Once you find a line containing the word "psychiatric" in the entries below, copy it.

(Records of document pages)
-=-=-=-=-

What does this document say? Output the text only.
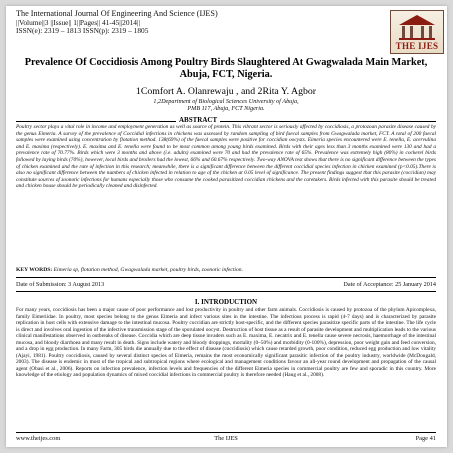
The International Journal Of Engineering And Science (IJES)
||Volume||3 ||Issue|| 1||Pages|| 41-45||2014||
ISSN(e): 2319 – 1813 ISSN(p): 2319 – 1805
THE IJES
Prevalence Of Coccidiosis Among Poultry Birds Slaughtered At Gwagwalada Main Market, Abuja, FCT, Nigeria.
1Comfort A. Olanrewaju , and 2Rita Y. Agbor
1,2Department of Biological Sciences University of Abuja,
PMB 117, Abuja, FCT Nigeria.
ABSTRACT
Poultry sector plays a vital role in income and employment generation as well as source of protein. This vibrant sector is seriously affected by coccidiosis, a protozoan parasite disease caused by the genus Eimeria. A survey of the prevalence of Coccidial infections in chickens was assessed by random sampling of bird faecal samples from Gwagwalada market, FCT. A total of 200 faecal samples were examined using concentration by flotation method. 138(69%) of the faecal samples were positive for coccidian oocysts. Eimeria species encountered were E. tenella, E. acervulina and E. maxima (respectively). E. maxima and E. tenella were found to be most common among young birds examined. Birds with their ages less than 3 months examined were 130 and had a prevalence rate of 70.77%. Birds which were 3 months and above (i.e. adults) examined were 70 and had the prevalence rate of 65%. Prevalence was extremely high (80%) in cockerel birds followed by laying birds (70%), however, local birds and broilers had the lowest, 66% and 60.67% respectively. Two-way ANOVA test shows that there is no significant difference between the types of chicken examined and the rate of infection in this research; meanwhile, there is a significant difference between the different coccidial species infection in chicken examined (p<0.05).There is also no significant difference between the numbers of chicken infected in relation to age of the chicken at 0.05 level of significance. The present findings suggest that this parasite (coccidian) may constitute sources of zoonotic infections for humans especially those who consume the cooked parasitized coccidian chickens and the caretakers. Birds infected with this parasite should be treated and chicken house should be periodically cleaned and disinfected.
KEY WORDS: Eimeria sp, flotation method, Gwagwalada market, poultry birds, zoonotic infection.
Date of Submission: 3 August 2013	Date of Acceptance: 25 January 2014
I. INTRODUCTION
For many years, coccidiosis has been a major cause of poor performance and lost productivity in poultry and other farm animals. Coccidiosis is caused by protozoa of the phylum Apicomplexa, family Eimeriidae. In poultry, most species belong to the genus Eimeria and infect various sites in the intestine. The infectious process is rapid (4-7 days) and is characterized by parasite replication in host cells with extensive damage to the intestinal mucosa. Poultry coccidian are strictly host-specific, and the different species parasitize specific parts of the intestine. The life cycle is direct and involves oral ingestion of the infective transmission stage of the sporulated oocyst. Destruction of host tissue as a result of parasite development and multiplication leads to the various clinical manifestations observed in outbreaks of disease. Coccidia which are deep tissue invaders such as E. maxima, E. necatrix and E. tenella cause severe necrosis, haemorrhage of the intestinal mucosa, and bloody diarrhoea and many result in death. Signs include watery and bloody droppings, mortality (0–50%) and morbidity (0-100%), depression, poor weight gain and feed conversion, and a drop in egg production. In many Farm, 305 birds die annually due to the effect of disease (coccidiosis) which cause retarded growth, poor condition, reduced egg production and low vitality (Ajayi, 1981). Poultry coccidiosis, caused by several distinct species of Eimeria, remains the most economically significant parasitic infection of the poultry industry, worldwide (McDougald, 2003). The disease is endemic in most of the tropical and subtropical regions where ecological and management conditions favour an all-year round development and propagation of the causal agent (Obasi et al., 2006). Reports on infection prevalence, infection levels and frequencies of the different Eimeria species in commercial poultry are few and sporadic in this country. More knowledge of the etiology and population dynamics of mixed coccidial infections in commercial poultry is therefore needed (Haug et al., 2008).
www.theijes.com	The IJES	Page 41
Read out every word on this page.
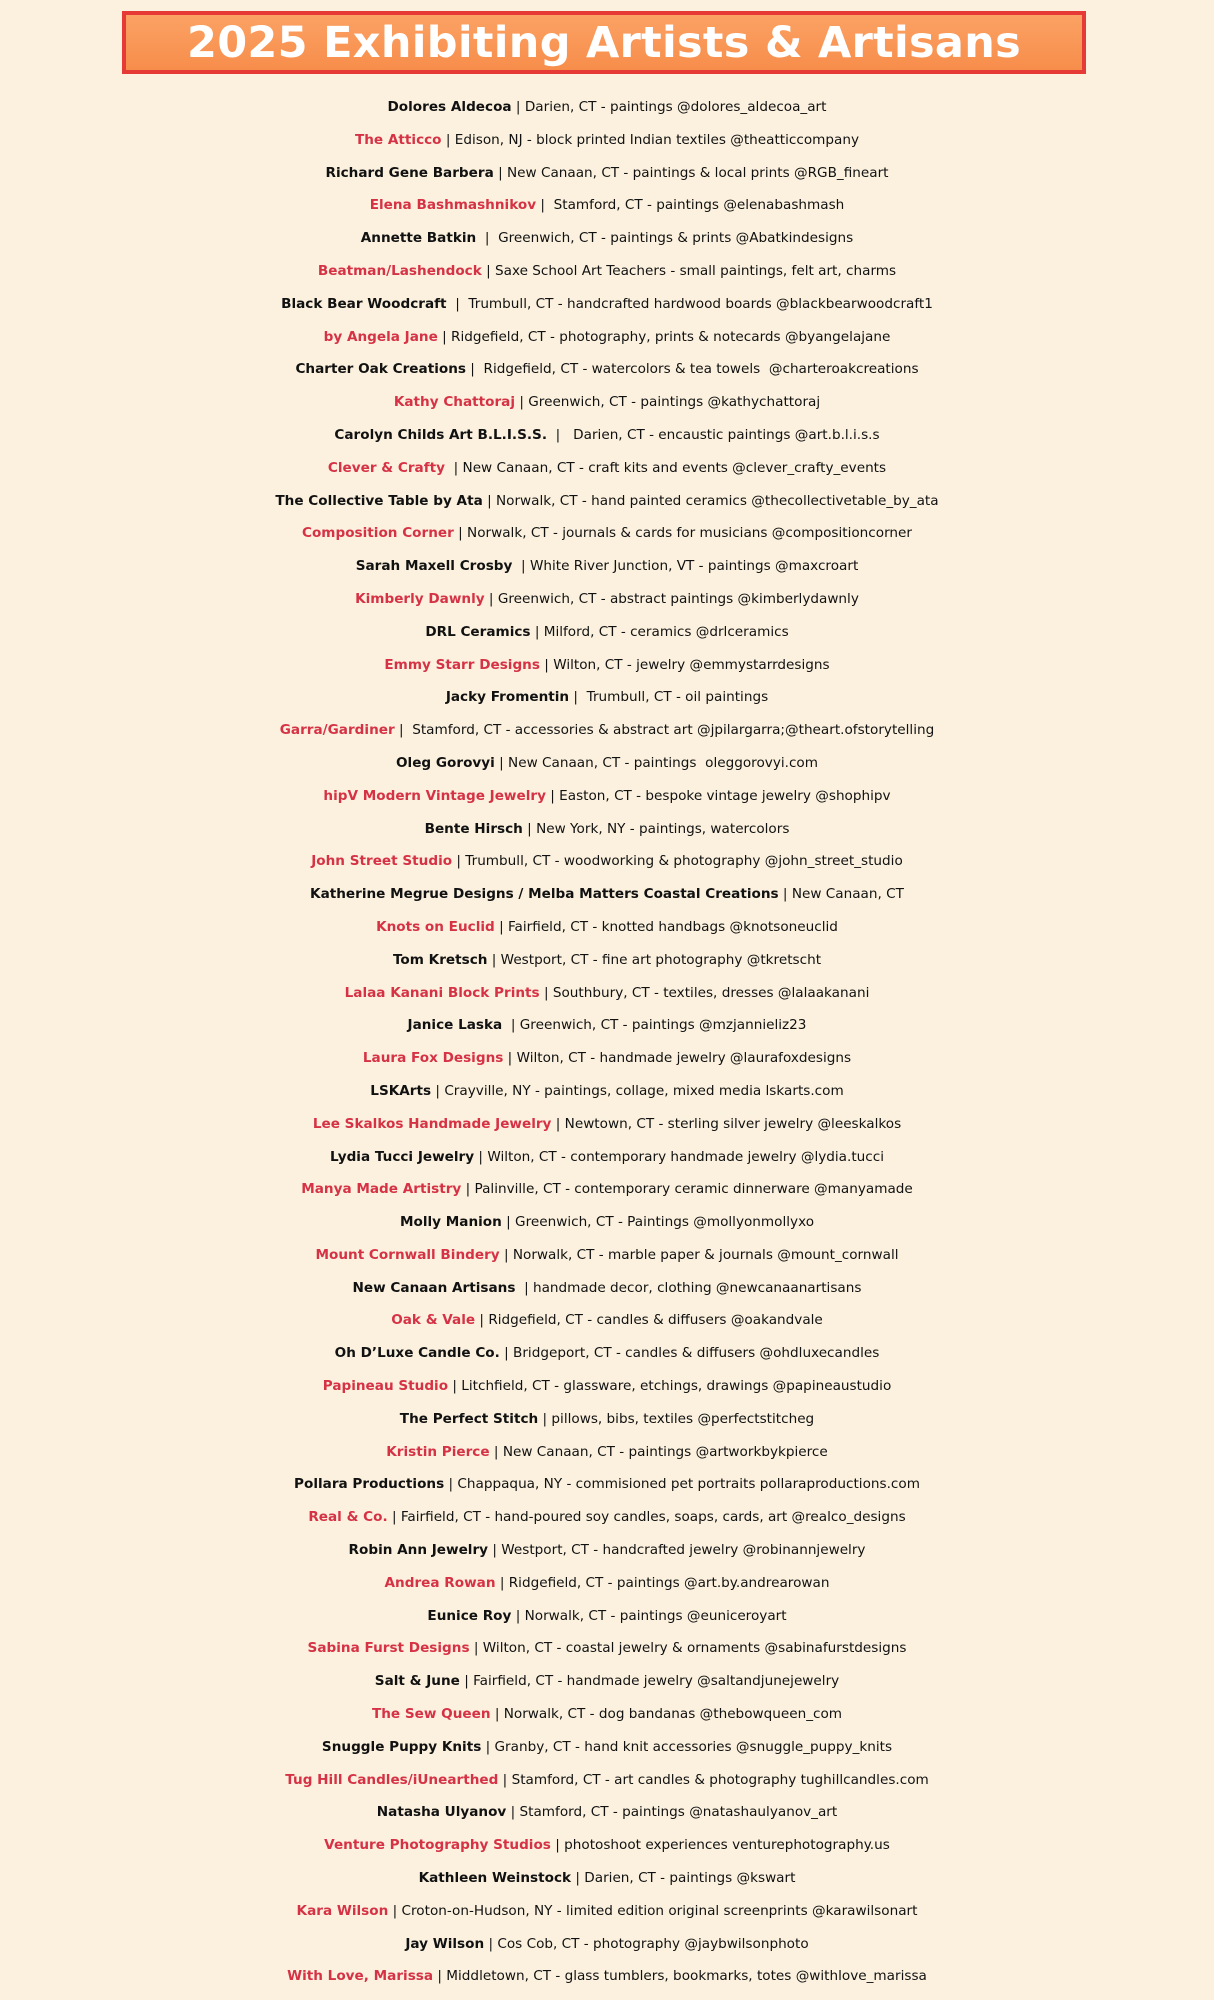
2025 Exhibiting Artists & Artisans
Dolores Aldecoa | Darien, CT - paintings @dolores_aldecoa_art
The Atticco | Edison, NJ - block printed Indian textiles @theatticcompany
Richard Gene Barbera | New Canaan, CT - paintings & local prints @RGB_fineart
Elena Bashmashnikov |  Stamford, CT - paintings @elenabashmash
Annette Batkin  |  Greenwich, CT - paintings & prints @Abatkindesigns
Beatman/Lashendock | Saxe School Art Teachers - small paintings, felt art, charms
Black Bear Woodcraft  |  Trumbull, CT - handcrafted hardwood boards @blackbearwoodcraft1
by Angela Jane | Ridgefield, CT - photography, prints & notecards @byangelajane
Charter Oak Creations |  Ridgefield, CT - watercolors & tea towels  @charteroakcreations
Kathy Chattoraj | Greenwich, CT - paintings @kathychattoraj
Carolyn Childs Art B.L.I.S.S.  |   Darien, CT - encaustic paintings @art.b.l.i.s.s
Clever & Crafty  | New Canaan, CT - craft kits and events @clever_crafty_events
The Collective Table by Ata | Norwalk, CT - hand painted ceramics @thecollectivetable_by_ata
Composition Corner | Norwalk, CT - journals & cards for musicians @compositioncorner
Sarah Maxell Crosby  | White River Junction, VT - paintings @maxcroart
Kimberly Dawnly | Greenwich, CT - abstract paintings @kimberlydawnly
DRL Ceramics | Milford, CT - ceramics @drlceramics
Emmy Starr Designs | Wilton, CT - jewelry @emmystarrdesigns
Jacky Fromentin |  Trumbull, CT - oil paintings
Garra/Gardiner |  Stamford, CT - accessories & abstract art @jpilargarra;@theart.ofstorytelling
Oleg Gorovyi | New Canaan, CT - paintings  oleggorovyi.com
hipV Modern Vintage Jewelry | Easton, CT - bespoke vintage jewelry @shophipv
Bente Hirsch | New York, NY - paintings, watercolors
John Street Studio | Trumbull, CT - woodworking & photography @john_street_studio
Katherine Megrue Designs / Melba Matters Coastal Creations | New Canaan, CT
Knots on Euclid | Fairfield, CT - knotted handbags @knotsoneuclid
Tom Kretsch | Westport, CT - fine art photography @tkretscht
Lalaa Kanani Block Prints | Southbury, CT - textiles, dresses @lalaakanani
Janice Laska  | Greenwich, CT - paintings @mzjannieliz23
Laura Fox Designs | Wilton, CT - handmade jewelry @laurafoxdesigns
LSKArts | Crayville, NY - paintings, collage, mixed media lskarts.com
Lee Skalkos Handmade Jewelry | Newtown, CT - sterling silver jewelry @leeskalkos
Lydia Tucci Jewelry | Wilton, CT - contemporary handmade jewelry @lydia.tucci
Manya Made Artistry | Palinville, CT - contemporary ceramic dinnerware @manyamade
Molly Manion | Greenwich, CT - Paintings @mollyonmollyxo
Mount Cornwall Bindery | Norwalk, CT - marble paper & journals @mount_cornwall
New Canaan Artisans  | handmade decor, clothing @newcanaanartisans
Oak & Vale | Ridgefield, CT - candles & diffusers @oakandvale
Oh D’Luxe Candle Co. | Bridgeport, CT - candles & diffusers @ohdluxecandles
Papineau Studio | Litchfield, CT - glassware, etchings, drawings @papineaustudio
The Perfect Stitch | pillows, bibs, textiles @perfectstitcheg
Kristin Pierce | New Canaan, CT - paintings @artworkbykpierce
Pollara Productions | Chappaqua, NY - commisioned pet portraits pollaraproductions.com
Real & Co. | Fairfield, CT - hand-poured soy candles, soaps, cards, art @realco_designs
Robin Ann Jewelry | Westport, CT - handcrafted jewelry @robinannjewelry
Andrea Rowan | Ridgefield, CT - paintings @art.by.andrearowan
Eunice Roy | Norwalk, CT - paintings @euniceroyart
Sabina Furst Designs | Wilton, CT - coastal jewelry & ornaments @sabinafurstdesigns
Salt & June | Fairfield, CT - handmade jewelry @saltandjunejewelry
The Sew Queen | Norwalk, CT - dog bandanas @thebowqueen_com
Snuggle Puppy Knits | Granby, CT - hand knit accessories @snuggle_puppy_knits
Tug Hill Candles/iUnearthed | Stamford, CT - art candles & photography tughillcandles.com
Natasha Ulyanov | Stamford, CT - paintings @natashaulyanov_art
Venture Photography Studios | photoshoot experiences venturephotography.us
Kathleen Weinstock | Darien, CT - paintings @kswart
Kara Wilson | Croton-on-Hudson, NY - limited edition original screenprints @karawilsonart
Jay Wilson | Cos Cob, CT - photography @jaybwilsonphoto
With Love, Marissa | Middletown, CT - glass tumblers, bookmarks, totes @withlove_marissa
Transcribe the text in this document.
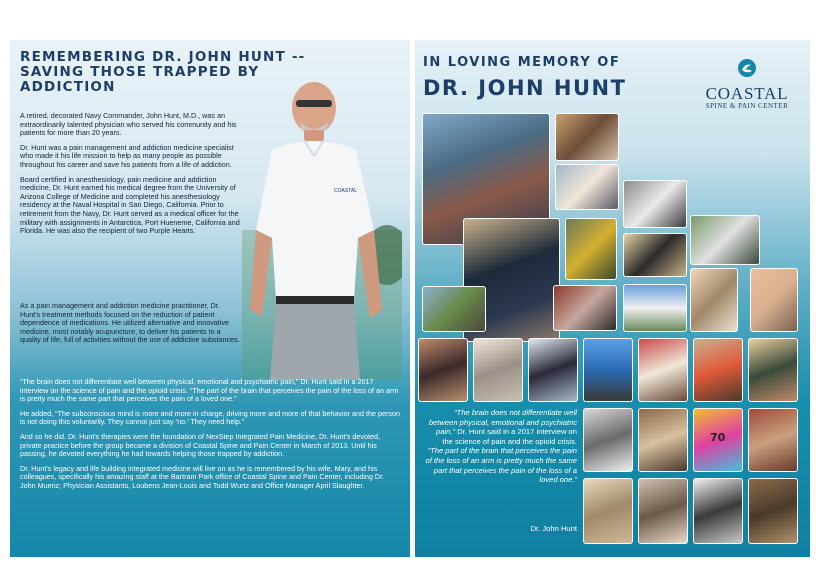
REMEMBERING DR. JOHN HUNT -- SAVING THOSE TRAPPED BY ADDICTION
COASTAL

A retired, decorated Navy Commander, John Hunt, M.D., was an extraordinarily talented physician who served his community and his patients for more than 20 years.

Dr. Hunt was a pain management and addiction medicine specialist who made it his life mission to help as many people as possible throughout his career and save his patients from a life of addiction.

Board certified in anesthesiology, pain medicine and addiction medicine, Dr. Hunt earned his medical degree from the University of Arizona College of Medicine and completed his anesthesiology residency at the Naval Hospital in San Diego, California. Prior to retirement from the Navy, Dr. Hunt served as a medical officer for the military with assignments in Antarctica, Port Hueneme, California and Florida. He was also the recipient of two Purple Hearts.

As a pain management and addiction medicine practitioner, Dr. Hunt's treatment methods focused on the reduction of patient dependence of medications. He utilized alternative and innovative medicine, most notably acupuncture, to deliver his patients to a quality of life, full of activities without the use of addictive substances.

“The brain does not differentiate well between physical, emotional and psychiatric pain,” Dr. Hunt said in a 2017 interview on the science of pain and the opioid crisis. “The part of the brain that perceives the pain of the loss of an arm is pretty much the same part that perceives the pain of a loved one.”

He added, “The subconscious mind is more and more in charge, driving more and more of that behavior and the person is not doing this voluntarily. They cannot just say ‘no.’ They need help.”

And so he did. Dr. Hunt's therapies were the foundation of NexStep Integrated Pain Medicine, Dr. Hunt's devoted, private practice before the group became a division of Coastal Spine and Pain Center in March of 2013. Until his passing, he devoted everything he had towards helping those trapped by addiction.

Dr. Hunt's legacy and life building integrated medicine will live on as he is remembered by his wife, Mary, and his colleagues, specifically his amazing staff at the Bartram Park office of Coastal Spine and Pain Center, including Dr. John Muenz; Physician Assistants, Loubens Jean-Louis and Todd Wurtz and Office Manager April Slaughter.

IN LOVING MEMORY OF
DR. JOHN HUNT	COASTAL
SPINE & PAIN CENTER
70
“The brain does not differentiate well between physical, emotional and psychiatric pain,” Dr. Hunt said in a 2017 interview on the science of pain and the opioid crisis. “The part of the brain that perceives the pain of the loss of an arm is pretty much the same part that perceives the pain of the loss of a loved one.”
Dr. John Hunt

-=-=-=-=-

[RESPONSE AREA]:
“The brain does not differentiate well between physical, emotional and psychiatric pain,” Dr. Hunt said in a 2017 interview on the science of pain and the opioid crisis. “The part of the brain that perceives the pain of the loss of an arm is pretty much the same part that perceives the pain of a loved one.”
“The brain does not differentiate well between physical, emotional and psychiatric pain,” Dr. Hunt said in a 2017 interview on the science of pain and the opioid crisis. “The part of the brain that perceives the pain of the loss of an arm is pretty much the same part that perceives the pain of the loss of a loved one.”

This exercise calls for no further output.